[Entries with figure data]
+--
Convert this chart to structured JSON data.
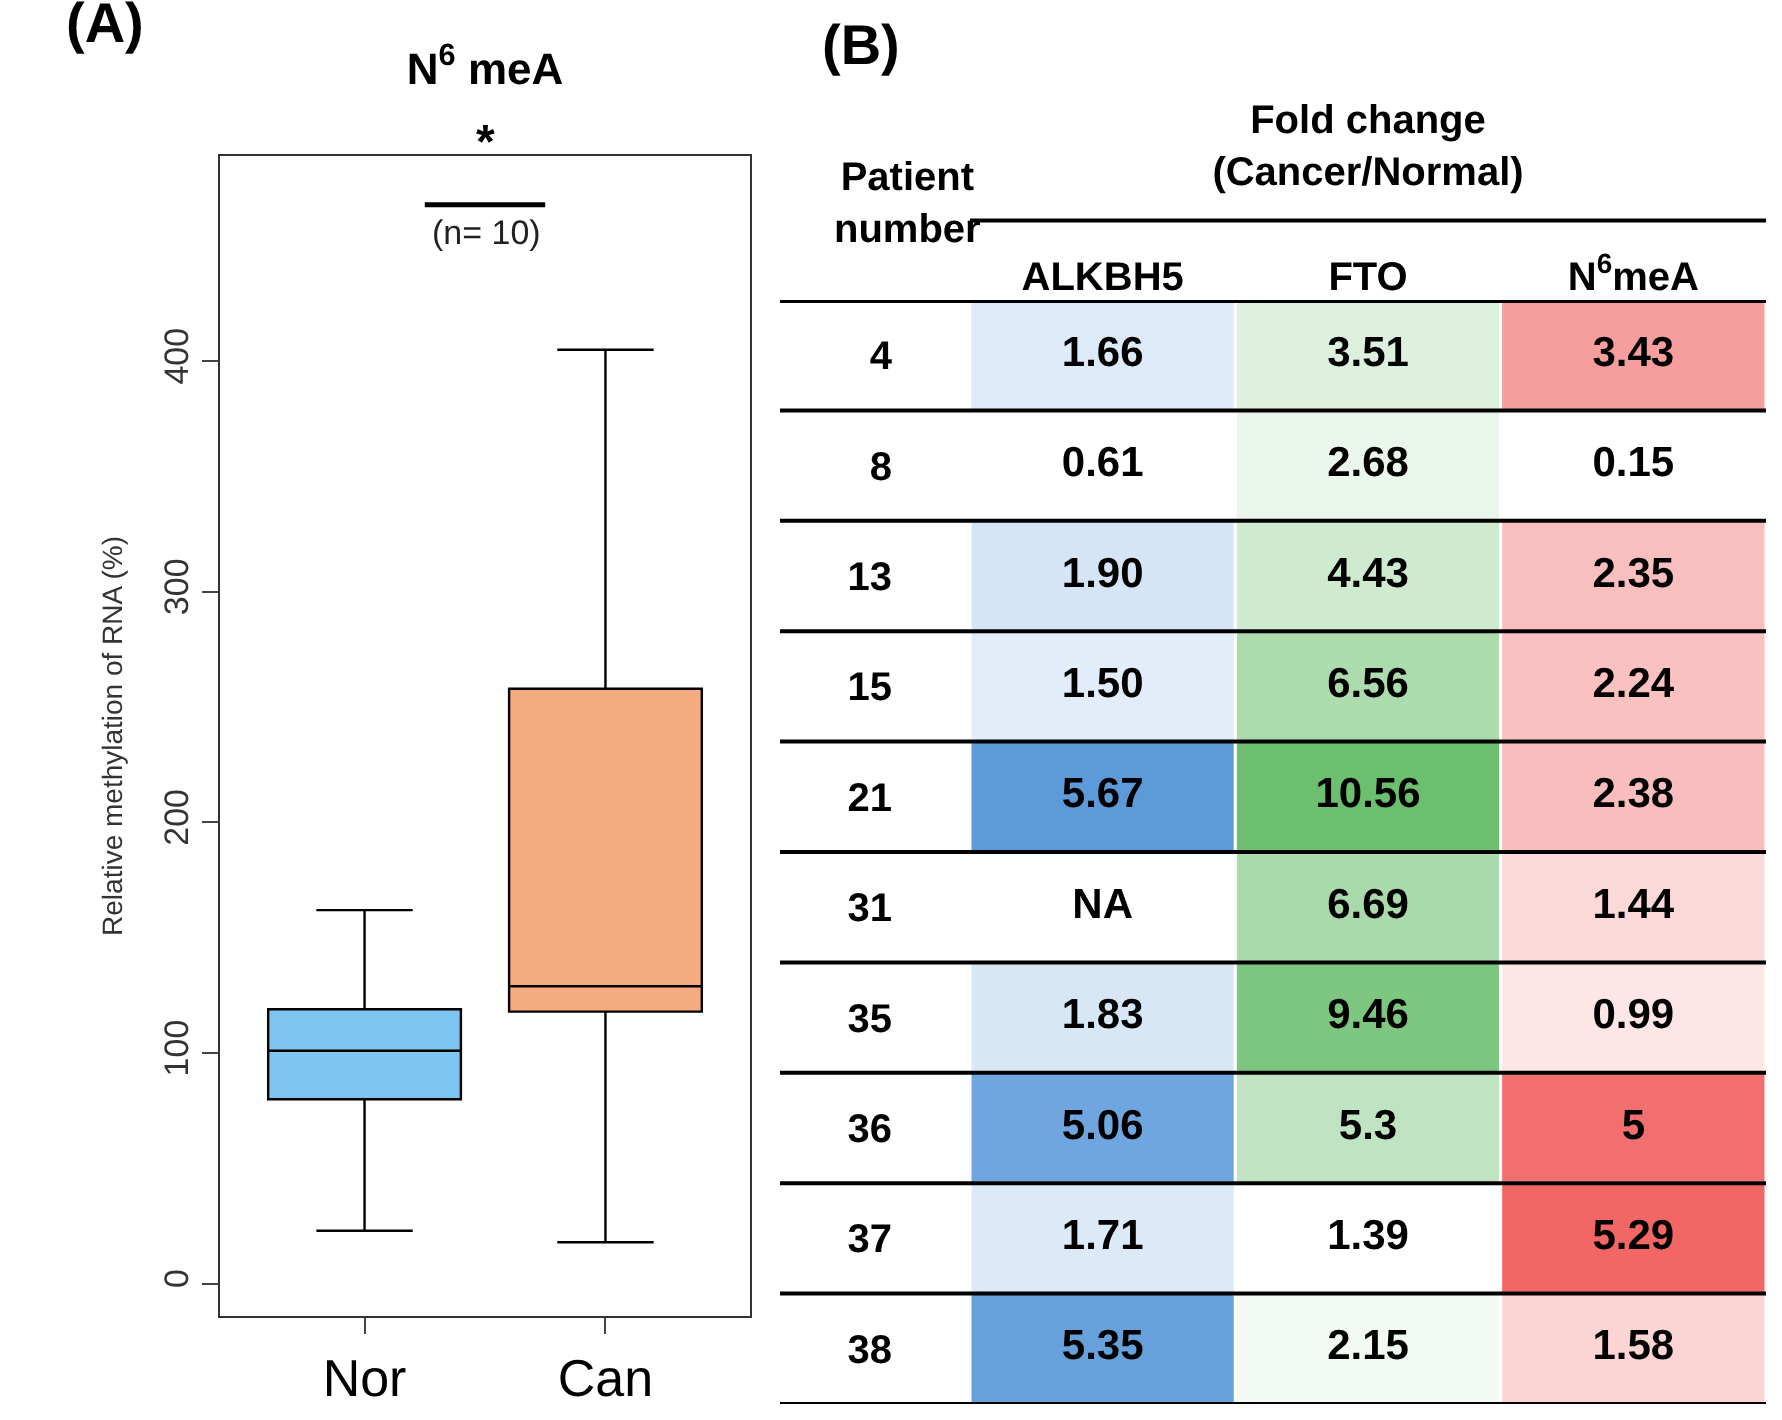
{
  "chart_data": [
    {
      "type": "box",
      "title": "N$^{6}$ meA",
      "ylabel": "Relative methylation of RNA (%)",
      "categories": [
        "Nor",
        "Can"
      ],
      "colors": [
        "#7dc5f0",
        "#f4ab80"
      ],
      "boxes": [
        {
          "low": 23,
          "q1": 80,
          "median": 101,
          "q3": 119,
          "high": 162
        },
        {
          "low": 18,
          "q1": 118,
          "median": 129,
          "q3": 258,
          "high": 405
        }
      ],
      "ylim": [
        -14,
        489
      ],
      "yticks": [
        0,
        100,
        200,
        300,
        400
      ],
      "annotations": [
        "(A)",
        "*",
        "(n= 10)"
      ]
    },
    {
      "type": "heatmap",
      "title": "Fold change (Cancer/Normal)",
      "ylabel": "Patient number",
      "categories": [
        "ALKBH5",
        "FTO",
        "N$^{6}$meA"
      ],
      "y_categories": [
        "4",
        "8",
        "13",
        "15",
        "21",
        "31",
        "35",
        "36",
        "37",
        "38"
      ],
      "colors": [
        "#4a8fd6",
        "#5cb85f",
        "#f05555"
      ],
      "cells": [
        [
          1.66,
          3.51,
          3.43
        ],
        [
          0.61,
          2.68,
          0.15
        ],
        [
          1.9,
          4.43,
          2.35
        ],
        [
          1.5,
          6.56,
          2.24
        ],
        [
          5.67,
          10.56,
          2.38
        ],
        [
          null,
          6.69,
          1.44
        ],
        [
          1.83,
          9.46,
          0.99
        ],
        [
          5.06,
          5.3,
          5
        ],
        [
          1.71,
          1.39,
          5.29
        ],
        [
          5.35,
          2.15,
          1.58
        ]
      ],
      "cell_labels": [
        [
          "1.66",
          "3.51",
          "3.43"
        ],
        [
          "0.61",
          "2.68",
          "0.15"
        ],
        [
          "1.90",
          "4.43",
          "2.35"
        ],
        [
          "1.50",
          "6.56",
          "2.24"
        ],
        [
          "5.67",
          "10.56",
          "2.38"
        ],
        [
          "NA",
          "6.69",
          "1.44"
        ],
        [
          "1.83",
          "9.46",
          "0.99"
        ],
        [
          "5.06",
          "5.3",
          "5"
        ],
        [
          "1.71",
          "1.39",
          "5.29"
        ],
        [
          "5.35",
          "2.15",
          "1.58"
        ]
      ],
      "annotations": [
        "(B)"
      ]
    }
  ]
}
+--
> **What to work on**: Copy out each line of the material that holds the word "title".

> **Complete response**:
      "title": "N$^{6}$ meA",
      "title": "Fold change (Cancer/Normal)",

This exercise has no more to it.